### [Do this]
Read through the records below and copy each line that uses the word "Server".
----------
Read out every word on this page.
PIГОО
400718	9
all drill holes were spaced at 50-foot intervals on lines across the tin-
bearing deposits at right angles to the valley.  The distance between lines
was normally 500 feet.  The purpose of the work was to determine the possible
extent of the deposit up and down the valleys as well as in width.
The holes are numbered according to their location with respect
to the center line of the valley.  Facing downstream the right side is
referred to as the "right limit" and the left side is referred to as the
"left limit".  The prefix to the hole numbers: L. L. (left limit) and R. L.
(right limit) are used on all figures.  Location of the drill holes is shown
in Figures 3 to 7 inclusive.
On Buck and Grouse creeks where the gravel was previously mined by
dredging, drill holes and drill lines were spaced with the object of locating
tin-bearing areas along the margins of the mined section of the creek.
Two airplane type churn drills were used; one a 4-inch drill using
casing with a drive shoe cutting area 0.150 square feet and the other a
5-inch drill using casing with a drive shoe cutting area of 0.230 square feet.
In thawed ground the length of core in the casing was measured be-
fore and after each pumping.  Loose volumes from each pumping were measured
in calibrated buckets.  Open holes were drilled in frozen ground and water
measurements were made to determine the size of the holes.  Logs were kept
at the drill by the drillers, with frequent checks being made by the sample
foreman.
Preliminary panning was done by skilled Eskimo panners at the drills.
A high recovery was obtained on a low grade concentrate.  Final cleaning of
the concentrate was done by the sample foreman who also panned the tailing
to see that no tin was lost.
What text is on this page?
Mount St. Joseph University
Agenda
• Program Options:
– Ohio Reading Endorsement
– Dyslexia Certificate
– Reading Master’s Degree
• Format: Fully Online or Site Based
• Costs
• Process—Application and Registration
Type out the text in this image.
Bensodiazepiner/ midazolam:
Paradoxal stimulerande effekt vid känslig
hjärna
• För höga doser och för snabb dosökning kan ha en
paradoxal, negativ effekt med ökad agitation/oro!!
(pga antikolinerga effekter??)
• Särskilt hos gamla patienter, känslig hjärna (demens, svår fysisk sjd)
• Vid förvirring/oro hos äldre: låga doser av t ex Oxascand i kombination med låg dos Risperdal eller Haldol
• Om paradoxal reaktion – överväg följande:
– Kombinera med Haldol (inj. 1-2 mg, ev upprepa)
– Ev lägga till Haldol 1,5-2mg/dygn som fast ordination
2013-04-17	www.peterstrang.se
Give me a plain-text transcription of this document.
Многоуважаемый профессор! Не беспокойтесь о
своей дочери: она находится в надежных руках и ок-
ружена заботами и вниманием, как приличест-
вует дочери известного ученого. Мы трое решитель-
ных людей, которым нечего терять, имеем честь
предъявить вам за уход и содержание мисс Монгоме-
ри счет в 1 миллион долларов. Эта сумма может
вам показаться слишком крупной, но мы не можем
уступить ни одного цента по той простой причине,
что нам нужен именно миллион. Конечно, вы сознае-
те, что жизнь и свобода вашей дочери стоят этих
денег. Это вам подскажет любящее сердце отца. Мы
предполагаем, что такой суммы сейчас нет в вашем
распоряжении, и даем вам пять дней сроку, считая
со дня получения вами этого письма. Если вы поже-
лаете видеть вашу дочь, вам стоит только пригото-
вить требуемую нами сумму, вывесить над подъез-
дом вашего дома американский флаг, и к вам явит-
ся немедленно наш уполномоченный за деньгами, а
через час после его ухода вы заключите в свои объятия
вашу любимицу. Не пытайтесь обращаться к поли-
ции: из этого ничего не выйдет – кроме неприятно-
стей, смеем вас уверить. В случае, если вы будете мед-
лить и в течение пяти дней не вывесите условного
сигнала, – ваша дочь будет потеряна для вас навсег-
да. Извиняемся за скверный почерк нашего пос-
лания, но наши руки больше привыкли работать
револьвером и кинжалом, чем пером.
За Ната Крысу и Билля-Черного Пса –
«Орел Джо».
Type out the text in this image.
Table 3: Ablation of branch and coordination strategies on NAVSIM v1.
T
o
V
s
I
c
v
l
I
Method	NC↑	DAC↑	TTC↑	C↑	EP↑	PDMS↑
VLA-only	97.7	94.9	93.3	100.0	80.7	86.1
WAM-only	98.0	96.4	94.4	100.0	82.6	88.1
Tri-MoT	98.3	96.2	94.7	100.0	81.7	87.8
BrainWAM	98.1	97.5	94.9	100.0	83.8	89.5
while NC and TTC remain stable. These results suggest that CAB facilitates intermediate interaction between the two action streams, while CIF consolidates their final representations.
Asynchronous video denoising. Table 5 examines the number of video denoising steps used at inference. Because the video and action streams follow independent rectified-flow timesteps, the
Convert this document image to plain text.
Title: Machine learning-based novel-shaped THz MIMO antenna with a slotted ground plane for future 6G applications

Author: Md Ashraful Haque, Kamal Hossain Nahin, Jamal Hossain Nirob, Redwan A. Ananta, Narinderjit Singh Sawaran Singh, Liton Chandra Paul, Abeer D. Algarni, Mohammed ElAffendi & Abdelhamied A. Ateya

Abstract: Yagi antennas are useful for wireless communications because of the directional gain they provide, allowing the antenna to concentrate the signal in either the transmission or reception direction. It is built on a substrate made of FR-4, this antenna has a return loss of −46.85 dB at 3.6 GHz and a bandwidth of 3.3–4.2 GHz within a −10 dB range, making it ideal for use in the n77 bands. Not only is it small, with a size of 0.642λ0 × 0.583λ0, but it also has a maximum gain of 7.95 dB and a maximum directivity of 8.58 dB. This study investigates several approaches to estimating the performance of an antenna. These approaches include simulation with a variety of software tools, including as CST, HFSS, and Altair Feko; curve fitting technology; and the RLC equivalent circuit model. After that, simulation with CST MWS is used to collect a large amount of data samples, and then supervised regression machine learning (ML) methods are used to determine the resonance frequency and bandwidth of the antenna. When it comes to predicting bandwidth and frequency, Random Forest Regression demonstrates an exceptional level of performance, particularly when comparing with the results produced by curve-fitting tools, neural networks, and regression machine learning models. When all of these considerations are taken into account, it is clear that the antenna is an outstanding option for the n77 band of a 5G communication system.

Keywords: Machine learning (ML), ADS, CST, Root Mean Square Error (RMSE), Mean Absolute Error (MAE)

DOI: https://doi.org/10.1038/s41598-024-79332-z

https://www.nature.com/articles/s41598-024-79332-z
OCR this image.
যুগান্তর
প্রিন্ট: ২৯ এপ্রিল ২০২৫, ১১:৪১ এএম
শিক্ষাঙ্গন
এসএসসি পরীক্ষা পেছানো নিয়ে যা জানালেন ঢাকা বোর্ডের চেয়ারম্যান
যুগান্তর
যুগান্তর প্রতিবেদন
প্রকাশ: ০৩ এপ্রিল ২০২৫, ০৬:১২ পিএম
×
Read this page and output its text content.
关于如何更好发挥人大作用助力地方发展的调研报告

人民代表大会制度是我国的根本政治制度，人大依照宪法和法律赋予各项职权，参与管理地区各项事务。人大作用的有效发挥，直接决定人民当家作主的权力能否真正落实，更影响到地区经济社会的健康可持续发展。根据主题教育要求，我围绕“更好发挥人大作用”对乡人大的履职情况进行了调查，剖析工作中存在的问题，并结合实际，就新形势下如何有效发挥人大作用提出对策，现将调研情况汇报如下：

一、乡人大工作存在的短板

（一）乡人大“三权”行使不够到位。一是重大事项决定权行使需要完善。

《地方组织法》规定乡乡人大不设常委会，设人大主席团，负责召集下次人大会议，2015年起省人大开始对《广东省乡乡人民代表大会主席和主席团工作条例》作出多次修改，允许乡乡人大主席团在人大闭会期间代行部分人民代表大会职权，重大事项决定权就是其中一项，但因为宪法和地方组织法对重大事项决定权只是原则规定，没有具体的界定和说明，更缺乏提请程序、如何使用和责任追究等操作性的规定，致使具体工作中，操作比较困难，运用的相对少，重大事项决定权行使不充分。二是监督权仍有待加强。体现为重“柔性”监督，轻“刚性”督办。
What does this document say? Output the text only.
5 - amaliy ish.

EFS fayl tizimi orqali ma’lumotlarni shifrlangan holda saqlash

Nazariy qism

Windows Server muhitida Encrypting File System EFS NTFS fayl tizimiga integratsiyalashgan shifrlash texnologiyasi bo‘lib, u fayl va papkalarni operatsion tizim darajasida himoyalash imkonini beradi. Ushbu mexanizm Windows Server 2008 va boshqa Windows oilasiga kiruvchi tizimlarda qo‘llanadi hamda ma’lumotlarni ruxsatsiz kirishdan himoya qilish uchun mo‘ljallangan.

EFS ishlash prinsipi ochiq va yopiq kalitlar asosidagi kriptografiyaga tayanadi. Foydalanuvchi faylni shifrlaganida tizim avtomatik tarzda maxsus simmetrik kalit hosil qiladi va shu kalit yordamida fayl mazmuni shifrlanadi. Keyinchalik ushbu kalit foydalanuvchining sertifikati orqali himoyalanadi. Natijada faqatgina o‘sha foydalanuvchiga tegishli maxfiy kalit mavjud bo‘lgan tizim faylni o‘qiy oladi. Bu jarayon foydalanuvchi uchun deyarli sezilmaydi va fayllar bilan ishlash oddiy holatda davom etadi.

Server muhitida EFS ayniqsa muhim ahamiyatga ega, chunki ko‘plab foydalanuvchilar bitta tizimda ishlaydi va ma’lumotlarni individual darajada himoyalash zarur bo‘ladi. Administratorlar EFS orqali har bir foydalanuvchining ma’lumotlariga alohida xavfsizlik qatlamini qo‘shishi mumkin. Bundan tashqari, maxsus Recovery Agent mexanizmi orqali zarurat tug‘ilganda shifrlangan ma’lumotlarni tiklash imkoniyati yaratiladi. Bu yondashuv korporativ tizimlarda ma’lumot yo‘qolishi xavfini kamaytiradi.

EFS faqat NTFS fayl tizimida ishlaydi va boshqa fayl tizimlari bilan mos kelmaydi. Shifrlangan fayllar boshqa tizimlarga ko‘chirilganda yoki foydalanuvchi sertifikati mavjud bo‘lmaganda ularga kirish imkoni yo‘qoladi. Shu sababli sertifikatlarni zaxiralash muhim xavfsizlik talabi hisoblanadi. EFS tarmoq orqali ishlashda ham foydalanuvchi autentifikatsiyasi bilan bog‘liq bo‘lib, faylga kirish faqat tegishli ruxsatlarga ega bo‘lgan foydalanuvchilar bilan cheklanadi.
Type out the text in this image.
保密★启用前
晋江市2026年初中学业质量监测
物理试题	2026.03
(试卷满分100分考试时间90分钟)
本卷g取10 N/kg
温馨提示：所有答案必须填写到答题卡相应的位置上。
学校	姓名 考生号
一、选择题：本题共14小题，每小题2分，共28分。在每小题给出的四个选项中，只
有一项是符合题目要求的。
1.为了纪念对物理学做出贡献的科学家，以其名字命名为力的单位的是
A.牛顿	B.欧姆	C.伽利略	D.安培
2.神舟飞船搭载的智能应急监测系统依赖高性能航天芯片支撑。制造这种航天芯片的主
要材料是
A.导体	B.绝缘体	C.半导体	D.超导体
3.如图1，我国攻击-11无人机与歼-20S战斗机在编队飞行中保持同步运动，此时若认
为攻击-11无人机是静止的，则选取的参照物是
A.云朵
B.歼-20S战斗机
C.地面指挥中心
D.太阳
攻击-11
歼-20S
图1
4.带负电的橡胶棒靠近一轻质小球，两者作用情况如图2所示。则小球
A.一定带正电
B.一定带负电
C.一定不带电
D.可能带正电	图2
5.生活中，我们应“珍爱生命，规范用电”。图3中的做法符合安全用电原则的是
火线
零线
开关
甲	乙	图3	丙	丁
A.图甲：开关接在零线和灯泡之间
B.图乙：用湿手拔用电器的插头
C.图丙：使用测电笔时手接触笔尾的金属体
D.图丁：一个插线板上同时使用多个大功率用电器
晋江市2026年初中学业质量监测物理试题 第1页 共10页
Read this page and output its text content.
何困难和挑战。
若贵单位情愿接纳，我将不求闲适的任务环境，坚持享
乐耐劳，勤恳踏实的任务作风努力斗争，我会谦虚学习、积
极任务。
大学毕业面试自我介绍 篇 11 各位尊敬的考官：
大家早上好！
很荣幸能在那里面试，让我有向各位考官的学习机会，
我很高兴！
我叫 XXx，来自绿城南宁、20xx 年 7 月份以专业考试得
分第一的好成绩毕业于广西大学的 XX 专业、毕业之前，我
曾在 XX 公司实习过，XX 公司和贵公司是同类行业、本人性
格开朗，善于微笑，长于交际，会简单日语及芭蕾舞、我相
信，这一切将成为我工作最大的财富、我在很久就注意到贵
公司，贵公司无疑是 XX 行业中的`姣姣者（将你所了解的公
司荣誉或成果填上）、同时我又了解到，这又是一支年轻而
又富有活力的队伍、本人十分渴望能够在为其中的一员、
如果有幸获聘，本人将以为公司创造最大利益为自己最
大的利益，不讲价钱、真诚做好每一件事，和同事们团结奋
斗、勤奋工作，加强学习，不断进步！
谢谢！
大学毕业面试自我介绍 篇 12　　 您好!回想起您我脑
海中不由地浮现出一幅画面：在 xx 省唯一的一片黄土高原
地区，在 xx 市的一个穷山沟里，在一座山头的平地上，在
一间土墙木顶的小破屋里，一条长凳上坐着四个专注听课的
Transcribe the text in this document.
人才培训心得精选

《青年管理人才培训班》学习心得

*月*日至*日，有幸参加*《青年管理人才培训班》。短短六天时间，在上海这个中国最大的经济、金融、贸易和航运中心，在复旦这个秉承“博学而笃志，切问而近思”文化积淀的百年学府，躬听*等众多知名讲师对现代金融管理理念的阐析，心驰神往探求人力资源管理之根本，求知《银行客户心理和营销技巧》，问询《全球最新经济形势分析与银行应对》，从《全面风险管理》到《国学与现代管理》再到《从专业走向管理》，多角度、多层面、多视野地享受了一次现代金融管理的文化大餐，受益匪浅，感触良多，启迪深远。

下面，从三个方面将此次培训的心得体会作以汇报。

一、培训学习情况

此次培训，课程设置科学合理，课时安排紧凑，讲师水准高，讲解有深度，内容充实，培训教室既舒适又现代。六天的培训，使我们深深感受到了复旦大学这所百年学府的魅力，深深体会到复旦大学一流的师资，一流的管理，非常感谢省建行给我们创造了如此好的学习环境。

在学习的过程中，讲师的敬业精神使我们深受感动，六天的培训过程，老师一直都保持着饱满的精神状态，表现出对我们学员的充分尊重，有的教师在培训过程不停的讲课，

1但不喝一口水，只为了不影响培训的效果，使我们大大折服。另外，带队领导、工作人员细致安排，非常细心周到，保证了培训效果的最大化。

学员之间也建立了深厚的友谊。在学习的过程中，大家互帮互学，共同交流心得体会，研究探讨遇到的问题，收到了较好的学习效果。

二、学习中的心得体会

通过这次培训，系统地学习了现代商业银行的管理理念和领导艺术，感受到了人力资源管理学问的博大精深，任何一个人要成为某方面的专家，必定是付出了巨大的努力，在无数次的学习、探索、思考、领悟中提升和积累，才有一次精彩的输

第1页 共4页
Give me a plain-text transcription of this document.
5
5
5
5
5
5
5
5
----------
### [Problem solution]
Windows Server muhitida Encrypting File System EFS NTFS fayl tizimiga integratsiyalashgan shifrlash texnologiyasi bo‘lib, u fayl va papkalarni operatsion tizim darajasida himoyalash imkonini beradi. Ushbu mexanizm Windows Server 2008 va boshqa Windows oilasiga kiruvchi tizimlarda qo‘llanadi hamda ma’lumotlarni ruxsatsiz kirishdan himoya qilish uchun mo‘ljallangan.
Server muhitida EFS ayniqsa muhim ahamiyatga ega, chunki ko‘plab foydalanuvchilar bitta tizimda ishlaydi va ma’lumotlarni individual darajada himoyalash zarur bo‘ladi. Administratorlar EFS orqali har bir foydalanuvchining ma’lumotlariga alohida xavfsizlik qatlamini qo‘shishi mumkin. Bundan tashqari, maxsus Recovery Agent mexanizmi orqali zarurat tug‘ilganda shifrlangan ma’lumotlarni tiklash imkoniyati yaratiladi. Bu yondashuv korporativ tizimlarda ma’lumot yo‘qolishi xavfini kamaytiradi.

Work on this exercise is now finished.